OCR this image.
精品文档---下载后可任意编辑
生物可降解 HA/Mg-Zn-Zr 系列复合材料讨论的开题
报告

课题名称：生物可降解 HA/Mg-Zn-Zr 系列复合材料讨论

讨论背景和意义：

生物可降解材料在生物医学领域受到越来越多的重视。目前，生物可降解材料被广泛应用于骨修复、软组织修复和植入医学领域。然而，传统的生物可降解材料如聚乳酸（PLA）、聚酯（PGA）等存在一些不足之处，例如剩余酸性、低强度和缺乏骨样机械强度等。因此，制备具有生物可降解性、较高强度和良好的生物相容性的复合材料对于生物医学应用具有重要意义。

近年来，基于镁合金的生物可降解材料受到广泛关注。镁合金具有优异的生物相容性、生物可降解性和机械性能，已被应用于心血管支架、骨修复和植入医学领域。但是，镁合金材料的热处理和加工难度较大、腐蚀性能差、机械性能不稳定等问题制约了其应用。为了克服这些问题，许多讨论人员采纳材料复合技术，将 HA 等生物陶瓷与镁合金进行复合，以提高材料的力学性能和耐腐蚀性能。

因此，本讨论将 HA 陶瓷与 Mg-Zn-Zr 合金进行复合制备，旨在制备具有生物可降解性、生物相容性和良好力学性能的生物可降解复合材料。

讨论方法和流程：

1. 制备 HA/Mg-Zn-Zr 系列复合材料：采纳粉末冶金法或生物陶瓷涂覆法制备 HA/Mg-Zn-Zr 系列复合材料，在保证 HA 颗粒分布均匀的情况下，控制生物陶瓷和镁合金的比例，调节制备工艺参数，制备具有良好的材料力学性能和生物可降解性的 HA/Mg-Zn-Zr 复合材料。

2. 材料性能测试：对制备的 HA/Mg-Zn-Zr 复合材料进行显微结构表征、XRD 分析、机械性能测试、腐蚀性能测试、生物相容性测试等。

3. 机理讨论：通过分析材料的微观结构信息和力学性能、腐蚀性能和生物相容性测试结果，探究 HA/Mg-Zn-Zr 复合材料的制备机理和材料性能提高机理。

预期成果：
────────
• _Exercise task_
Write out every entry exactly as given.

• _Exercise result_
OCR this image.
精品文档---下载后可任意编辑
生物可降解 HA/Mg-Zn-Zr 系列复合材料讨论的开题
报告

课题名称：生物可降解 HA/Mg-Zn-Zr 系列复合材料讨论

讨论背景和意义：

生物可降解材料在生物医学领域受到越来越多的重视。目前，生物可降解材料被广泛应用于骨修复、软组织修复和植入医学领域。然而，传统的生物可降解材料如聚乳酸（PLA）、聚酯（PGA）等存在一些不足之处，例如剩余酸性、低强度和缺乏骨样机械强度等。因此，制备具有生物可降解性、较高强度和良好的生物相容性的复合材料对于生物医学应用具有重要意义。

近年来，基于镁合金的生物可降解材料受到广泛关注。镁合金具有优异的生物相容性、生物可降解性和机械性能，已被应用于心血管支架、骨修复和植入医学领域。但是，镁合金材料的热处理和加工难度较大、腐蚀性能差、机械性能不稳定等问题制约了其应用。为了克服这些问题，许多讨论人员采纳材料复合技术，将 HA 等生物陶瓷与镁合金进行复合，以提高材料的力学性能和耐腐蚀性能。

因此，本讨论将 HA 陶瓷与 Mg-Zn-Zr 合金进行复合制备，旨在制备具有生物可降解性、生物相容性和良好力学性能的生物可降解复合材料。

讨论方法和流程：

1. 制备 HA/Mg-Zn-Zr 系列复合材料：采纳粉末冶金法或生物陶瓷涂覆法制备 HA/Mg-Zn-Zr 系列复合材料，在保证 HA 颗粒分布均匀的情况下，控制生物陶瓷和镁合金的比例，调节制备工艺参数，制备具有良好的材料力学性能和生物可降解性的 HA/Mg-Zn-Zr 复合材料。

2. 材料性能测试：对制备的 HA/Mg-Zn-Zr 复合材料进行显微结构表征、XRD 分析、机械性能测试、腐蚀性能测试、生物相容性测试等。

3. 机理讨论：通过分析材料的微观结构信息和力学性能、腐蚀性能和生物相容性测试结果，探究 HA/Mg-Zn-Zr 复合材料的制备机理和材料性能提高机理。

预期成果：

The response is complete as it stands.